WHAT THE TASK REQUIRES: All of the lines below are to be printed again exactly; images are excluded from the output.

## Start MATERIAL TO PROCESS

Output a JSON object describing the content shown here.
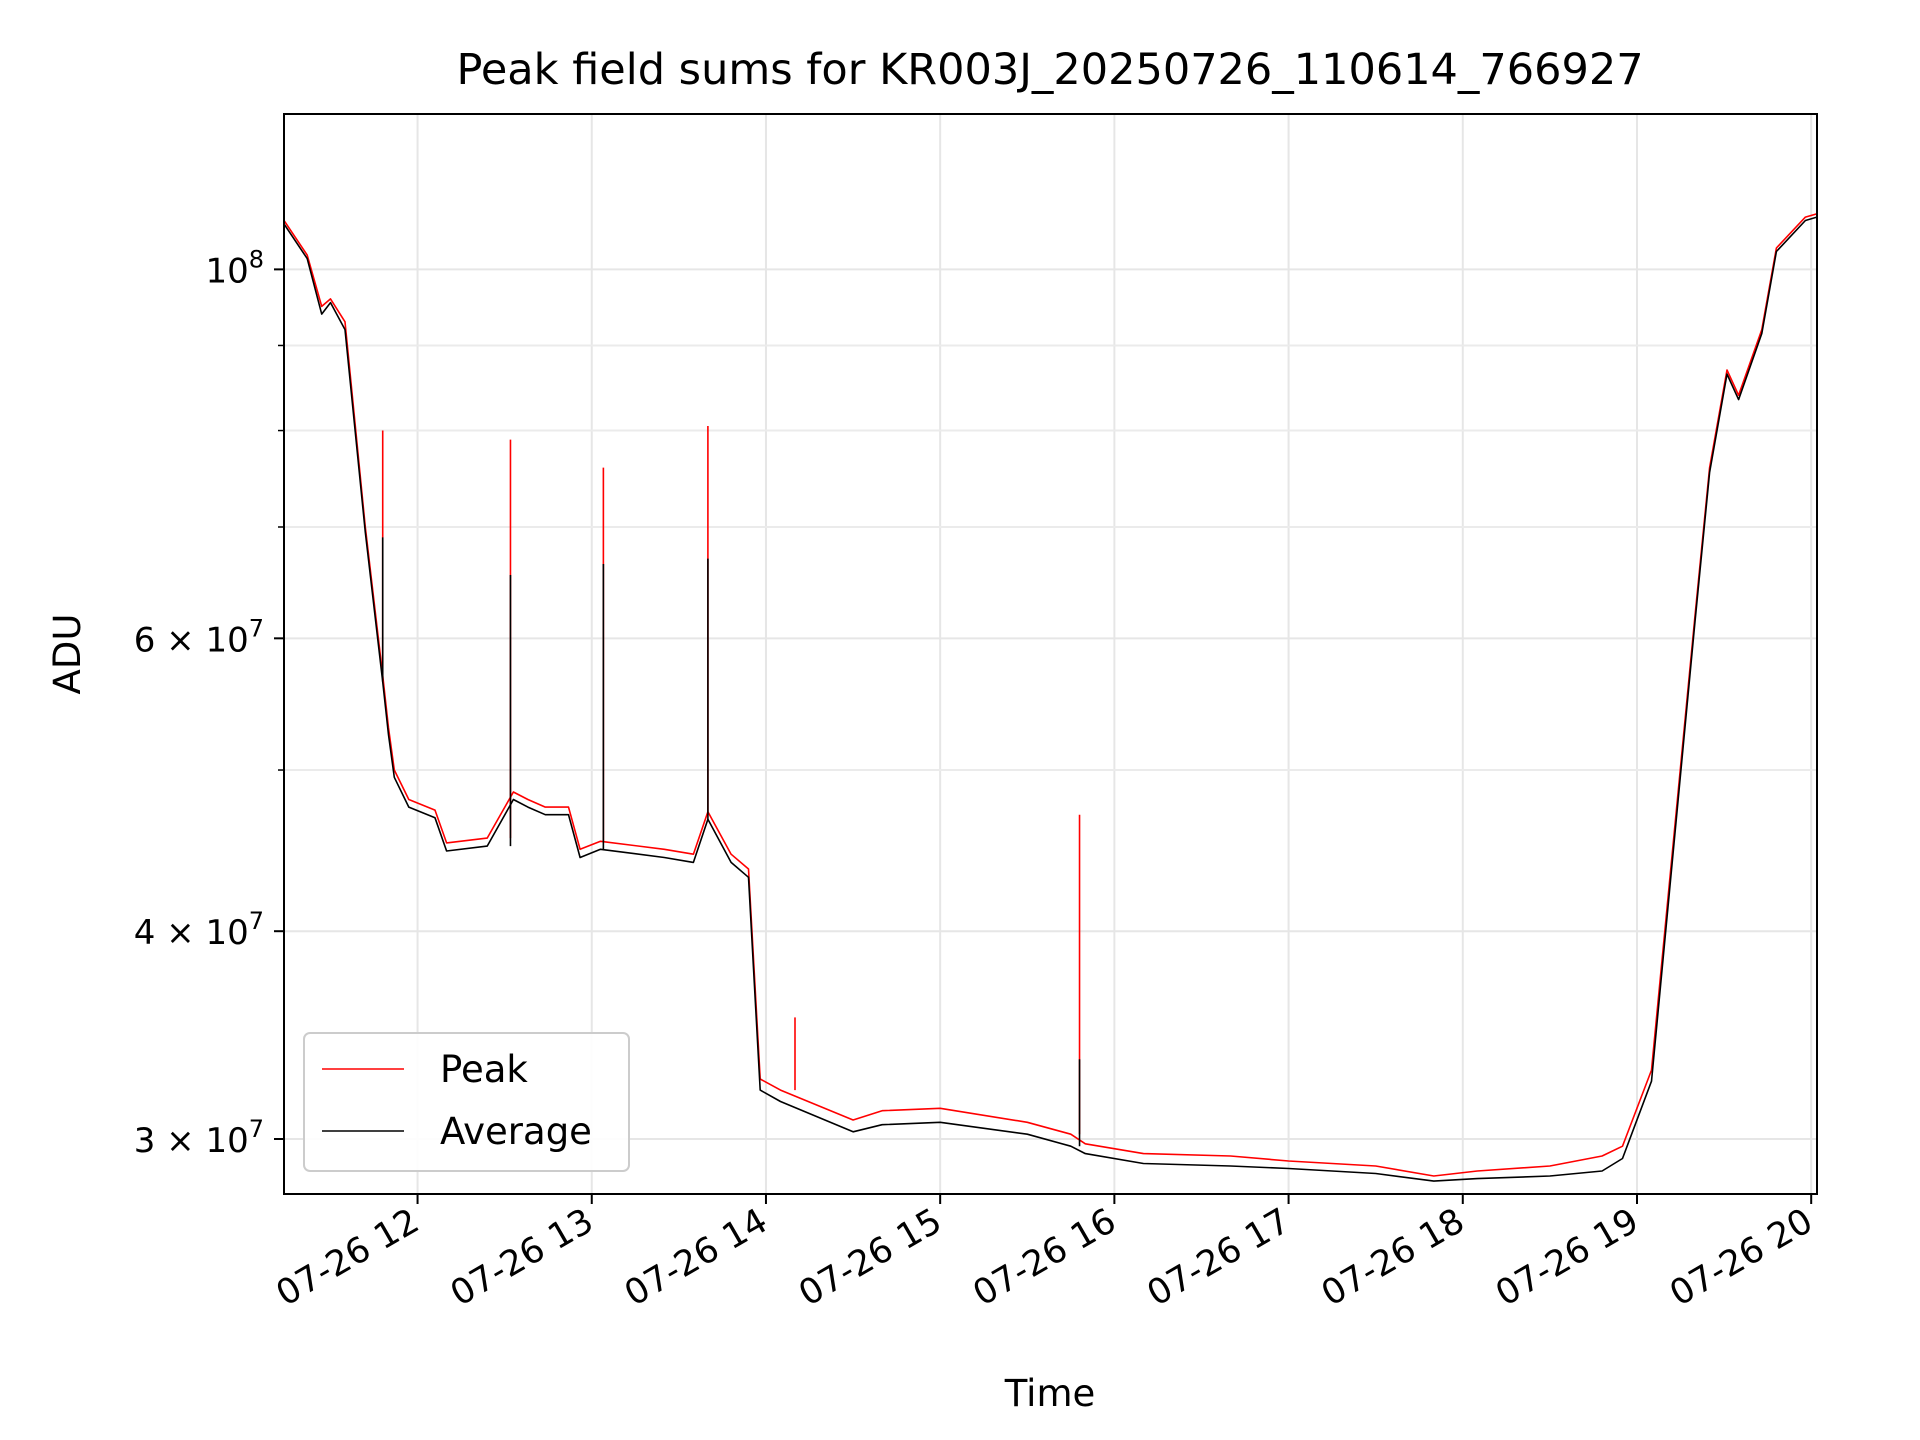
{
  "chart_data": {
    "type": "line",
    "title": "Peak field sums for KR003J_20250726_110614_766927",
    "xlabel": "Time",
    "ylabel": "ADU",
    "yscale": "log",
    "ylim": [
      27800000,
      124000000
    ],
    "xlim": [
      "2025-07-26 11:14",
      "2025-07-26 20:02"
    ],
    "grid": true,
    "legend_position": "lower-left",
    "x_ticks": [
      "2025-07-26 12:00",
      "2025-07-26 13:00",
      "2025-07-26 14:00",
      "2025-07-26 15:00",
      "2025-07-26 16:00",
      "2025-07-26 17:00",
      "2025-07-26 18:00",
      "2025-07-26 19:00",
      "2025-07-26 20:00"
    ],
    "x_tick_labels": [
      "07-26 12",
      "07-26 13",
      "07-26 14",
      "07-26 15",
      "07-26 16",
      "07-26 17",
      "07-26 18",
      "07-26 19",
      "07-26 20"
    ],
    "y_ticks": [
      {
        "value": 100000000,
        "base": "10",
        "exp": "8"
      },
      {
        "value": 60000000,
        "base": "6 × 10",
        "exp": "7"
      },
      {
        "value": 40000000,
        "base": "4 × 10",
        "exp": "7"
      },
      {
        "value": 30000000,
        "base": "3 × 10",
        "exp": "7"
      }
    ],
    "y_minor_ticks": [
      90000000,
      80000000,
      70000000,
      50000000
    ],
    "series": [
      {
        "name": "Peak",
        "color": "#ff0000",
        "x": [
          "2025-07-26 11:14",
          "2025-07-26 11:22",
          "2025-07-26 11:27",
          "2025-07-26 11:30",
          "2025-07-26 11:35",
          "2025-07-26 11:42",
          "2025-07-26 11:48",
          "2025-07-26 11:50",
          "2025-07-26 11:52",
          "2025-07-26 11:57",
          "2025-07-26 12:06",
          "2025-07-26 12:10",
          "2025-07-26 12:24",
          "2025-07-26 12:33",
          "2025-07-26 12:38",
          "2025-07-26 12:44",
          "2025-07-26 12:52",
          "2025-07-26 12:56",
          "2025-07-26 13:03",
          "2025-07-26 13:25",
          "2025-07-26 13:35",
          "2025-07-26 13:40",
          "2025-07-26 13:48",
          "2025-07-26 13:54",
          "2025-07-26 13:58",
          "2025-07-26 14:05",
          "2025-07-26 14:30",
          "2025-07-26 14:40",
          "2025-07-26 15:00",
          "2025-07-26 15:30",
          "2025-07-26 15:45",
          "2025-07-26 15:50",
          "2025-07-26 16:10",
          "2025-07-26 16:40",
          "2025-07-26 17:00",
          "2025-07-26 17:30",
          "2025-07-26 17:50",
          "2025-07-26 18:05",
          "2025-07-26 18:30",
          "2025-07-26 18:48",
          "2025-07-26 18:55",
          "2025-07-26 19:05",
          "2025-07-26 19:20",
          "2025-07-26 19:25",
          "2025-07-26 19:31",
          "2025-07-26 19:35",
          "2025-07-26 19:43",
          "2025-07-26 19:48",
          "2025-07-26 19:58",
          "2025-07-26 20:02"
        ],
        "values": [
          107000000,
          102000000,
          95000000,
          96000000,
          93000000,
          70000000,
          57000000,
          53000000,
          50000000,
          48000000,
          47300000,
          45200000,
          45500000,
          48500000,
          48000000,
          47500000,
          47500000,
          44800000,
          45300000,
          44800000,
          44500000,
          47200000,
          44500000,
          43600000,
          32600000,
          32100000,
          30800000,
          31200000,
          31300000,
          30700000,
          30200000,
          29800000,
          29400000,
          29300000,
          29100000,
          28900000,
          28500000,
          28700000,
          28900000,
          29300000,
          29700000,
          33000000,
          62000000,
          76000000,
          87000000,
          84000000,
          92000000,
          103000000,
          107500000,
          108000000
        ],
        "spikes": [
          {
            "x": "2025-07-26 11:48",
            "value": 80000000
          },
          {
            "x": "2025-07-26 12:32",
            "value": 79000000
          },
          {
            "x": "2025-07-26 13:04",
            "value": 76000000
          },
          {
            "x": "2025-07-26 13:40",
            "value": 80500000
          },
          {
            "x": "2025-07-26 14:10",
            "value": 35500000
          },
          {
            "x": "2025-07-26 15:48",
            "value": 47000000
          }
        ]
      },
      {
        "name": "Average",
        "color": "#000000",
        "x": [
          "2025-07-26 11:14",
          "2025-07-26 11:22",
          "2025-07-26 11:27",
          "2025-07-26 11:30",
          "2025-07-26 11:35",
          "2025-07-26 11:42",
          "2025-07-26 11:48",
          "2025-07-26 11:50",
          "2025-07-26 11:52",
          "2025-07-26 11:57",
          "2025-07-26 12:06",
          "2025-07-26 12:10",
          "2025-07-26 12:24",
          "2025-07-26 12:33",
          "2025-07-26 12:38",
          "2025-07-26 12:44",
          "2025-07-26 12:52",
          "2025-07-26 12:56",
          "2025-07-26 13:03",
          "2025-07-26 13:25",
          "2025-07-26 13:35",
          "2025-07-26 13:40",
          "2025-07-26 13:48",
          "2025-07-26 13:54",
          "2025-07-26 13:58",
          "2025-07-26 14:05",
          "2025-07-26 14:30",
          "2025-07-26 14:40",
          "2025-07-26 15:00",
          "2025-07-26 15:30",
          "2025-07-26 15:45",
          "2025-07-26 15:50",
          "2025-07-26 16:10",
          "2025-07-26 16:40",
          "2025-07-26 17:00",
          "2025-07-26 17:30",
          "2025-07-26 17:50",
          "2025-07-26 18:05",
          "2025-07-26 18:30",
          "2025-07-26 18:48",
          "2025-07-26 18:55",
          "2025-07-26 19:05",
          "2025-07-26 19:20",
          "2025-07-26 19:25",
          "2025-07-26 19:31",
          "2025-07-26 19:35",
          "2025-07-26 19:43",
          "2025-07-26 19:48",
          "2025-07-26 19:58",
          "2025-07-26 20:02"
        ],
        "values": [
          106500000,
          101500000,
          94000000,
          95500000,
          92000000,
          69500000,
          56500000,
          52500000,
          49500000,
          47500000,
          46800000,
          44700000,
          45000000,
          48000000,
          47500000,
          47000000,
          47000000,
          44300000,
          44800000,
          44300000,
          44000000,
          46700000,
          44000000,
          43100000,
          32100000,
          31600000,
          30300000,
          30600000,
          30700000,
          30200000,
          29700000,
          29400000,
          29000000,
          28900000,
          28800000,
          28600000,
          28300000,
          28400000,
          28500000,
          28700000,
          29200000,
          32500000,
          61500000,
          75500000,
          86500000,
          83500000,
          91500000,
          102500000,
          107000000,
          107500000
        ],
        "spikes": [
          {
            "x": "2025-07-26 11:48",
            "value": 69000000
          },
          {
            "x": "2025-07-26 12:32",
            "value": 65500000
          },
          {
            "x": "2025-07-26 13:04",
            "value": 66500000
          },
          {
            "x": "2025-07-26 13:40",
            "value": 67000000
          },
          {
            "x": "2025-07-26 15:48",
            "value": 33500000
          }
        ]
      }
    ]
  }
}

## End MATERIAL TO PROCESS

WRITTEN SOLUTION:
Output a JSON object describing the content shown here.
{
  "chart_data": {
    "type": "line",
    "title": "Peak field sums for KR003J_20250726_110614_766927",
    "xlabel": "Time",
    "ylabel": "ADU",
    "yscale": "log",
    "ylim": [
      27800000,
      124000000
    ],
    "xlim": [
      "2025-07-26 11:14",
      "2025-07-26 20:02"
    ],
    "grid": true,
    "legend_position": "lower-left",
    "x_ticks": [
      "2025-07-26 12:00",
      "2025-07-26 13:00",
      "2025-07-26 14:00",
      "2025-07-26 15:00",
      "2025-07-26 16:00",
      "2025-07-26 17:00",
      "2025-07-26 18:00",
      "2025-07-26 19:00",
      "2025-07-26 20:00"
    ],
    "x_tick_labels": [
      "07-26 12",
      "07-26 13",
      "07-26 14",
      "07-26 15",
      "07-26 16",
      "07-26 17",
      "07-26 18",
      "07-26 19",
      "07-26 20"
    ],
    "y_ticks": [
      {
        "value": 100000000,
        "base": "10",
        "exp": "8"
      },
      {
        "value": 60000000,
        "base": "6 × 10",
        "exp": "7"
      },
      {
        "value": 40000000,
        "base": "4 × 10",
        "exp": "7"
      },
      {
        "value": 30000000,
        "base": "3 × 10",
        "exp": "7"
      }
    ],
    "y_minor_ticks": [
      90000000,
      80000000,
      70000000,
      50000000
    ],
    "series": [
      {
        "name": "Peak",
        "color": "#ff0000",
        "x": [
          "2025-07-26 11:14",
          "2025-07-26 11:22",
          "2025-07-26 11:27",
          "2025-07-26 11:30",
          "2025-07-26 11:35",
          "2025-07-26 11:42",
          "2025-07-26 11:48",
          "2025-07-26 11:50",
          "2025-07-26 11:52",
          "2025-07-26 11:57",
          "2025-07-26 12:06",
          "2025-07-26 12:10",
          "2025-07-26 12:24",
          "2025-07-26 12:33",
          "2025-07-26 12:38",
          "2025-07-26 12:44",
          "2025-07-26 12:52",
          "2025-07-26 12:56",
          "2025-07-26 13:03",
          "2025-07-26 13:25",
          "2025-07-26 13:35",
          "2025-07-26 13:40",
          "2025-07-26 13:48",
          "2025-07-26 13:54",
          "2025-07-26 13:58",
          "2025-07-26 14:05",
          "2025-07-26 14:30",
          "2025-07-26 14:40",
          "2025-07-26 15:00",
          "2025-07-26 15:30",
          "2025-07-26 15:45",
          "2025-07-26 15:50",
          "2025-07-26 16:10",
          "2025-07-26 16:40",
          "2025-07-26 17:00",
          "2025-07-26 17:30",
          "2025-07-26 17:50",
          "2025-07-26 18:05",
          "2025-07-26 18:30",
          "2025-07-26 18:48",
          "2025-07-26 18:55",
          "2025-07-26 19:05",
          "2025-07-26 19:20",
          "2025-07-26 19:25",
          "2025-07-26 19:31",
          "2025-07-26 19:35",
          "2025-07-26 19:43",
          "2025-07-26 19:48",
          "2025-07-26 19:58",
          "2025-07-26 20:02"
        ],
        "values": [
          107000000,
          102000000,
          95000000,
          96000000,
          93000000,
          70000000,
          57000000,
          53000000,
          50000000,
          48000000,
          47300000,
          45200000,
          45500000,
          48500000,
          48000000,
          47500000,
          47500000,
          44800000,
          45300000,
          44800000,
          44500000,
          47200000,
          44500000,
          43600000,
          32600000,
          32100000,
          30800000,
          31200000,
          31300000,
          30700000,
          30200000,
          29800000,
          29400000,
          29300000,
          29100000,
          28900000,
          28500000,
          28700000,
          28900000,
          29300000,
          29700000,
          33000000,
          62000000,
          76000000,
          87000000,
          84000000,
          92000000,
          103000000,
          107500000,
          108000000
        ],
        "spikes": [
          {
            "x": "2025-07-26 11:48",
            "value": 80000000
          },
          {
            "x": "2025-07-26 12:32",
            "value": 79000000
          },
          {
            "x": "2025-07-26 13:04",
            "value": 76000000
          },
          {
            "x": "2025-07-26 13:40",
            "value": 80500000
          },
          {
            "x": "2025-07-26 14:10",
            "value": 35500000
          },
          {
            "x": "2025-07-26 15:48",
            "value": 47000000
          }
        ]
      },
      {
        "name": "Average",
        "color": "#000000",
        "x": [
          "2025-07-26 11:14",
          "2025-07-26 11:22",
          "2025-07-26 11:27",
          "2025-07-26 11:30",
          "2025-07-26 11:35",
          "2025-07-26 11:42",
          "2025-07-26 11:48",
          "2025-07-26 11:50",
          "2025-07-26 11:52",
          "2025-07-26 11:57",
          "2025-07-26 12:06",
          "2025-07-26 12:10",
          "2025-07-26 12:24",
          "2025-07-26 12:33",
          "2025-07-26 12:38",
          "2025-07-26 12:44",
          "2025-07-26 12:52",
          "2025-07-26 12:56",
          "2025-07-26 13:03",
          "2025-07-26 13:25",
          "2025-07-26 13:35",
          "2025-07-26 13:40",
          "2025-07-26 13:48",
          "2025-07-26 13:54",
          "2025-07-26 13:58",
          "2025-07-26 14:05",
          "2025-07-26 14:30",
          "2025-07-26 14:40",
          "2025-07-26 15:00",
          "2025-07-26 15:30",
          "2025-07-26 15:45",
          "2025-07-26 15:50",
          "2025-07-26 16:10",
          "2025-07-26 16:40",
          "2025-07-26 17:00",
          "2025-07-26 17:30",
          "2025-07-26 17:50",
          "2025-07-26 18:05",
          "2025-07-26 18:30",
          "2025-07-26 18:48",
          "2025-07-26 18:55",
          "2025-07-26 19:05",
          "2025-07-26 19:20",
          "2025-07-26 19:25",
          "2025-07-26 19:31",
          "2025-07-26 19:35",
          "2025-07-26 19:43",
          "2025-07-26 19:48",
          "2025-07-26 19:58",
          "2025-07-26 20:02"
        ],
        "values": [
          106500000,
          101500000,
          94000000,
          95500000,
          92000000,
          69500000,
          56500000,
          52500000,
          49500000,
          47500000,
          46800000,
          44700000,
          45000000,
          48000000,
          47500000,
          47000000,
          47000000,
          44300000,
          44800000,
          44300000,
          44000000,
          46700000,
          44000000,
          43100000,
          32100000,
          31600000,
          30300000,
          30600000,
          30700000,
          30200000,
          29700000,
          29400000,
          29000000,
          28900000,
          28800000,
          28600000,
          28300000,
          28400000,
          28500000,
          28700000,
          29200000,
          32500000,
          61500000,
          75500000,
          86500000,
          83500000,
          91500000,
          102500000,
          107000000,
          107500000
        ],
        "spikes": [
          {
            "x": "2025-07-26 11:48",
            "value": 69000000
          },
          {
            "x": "2025-07-26 12:32",
            "value": 65500000
          },
          {
            "x": "2025-07-26 13:04",
            "value": 66500000
          },
          {
            "x": "2025-07-26 13:40",
            "value": 67000000
          },
          {
            "x": "2025-07-26 15:48",
            "value": 33500000
          }
        ]
      }
    ]
  }
}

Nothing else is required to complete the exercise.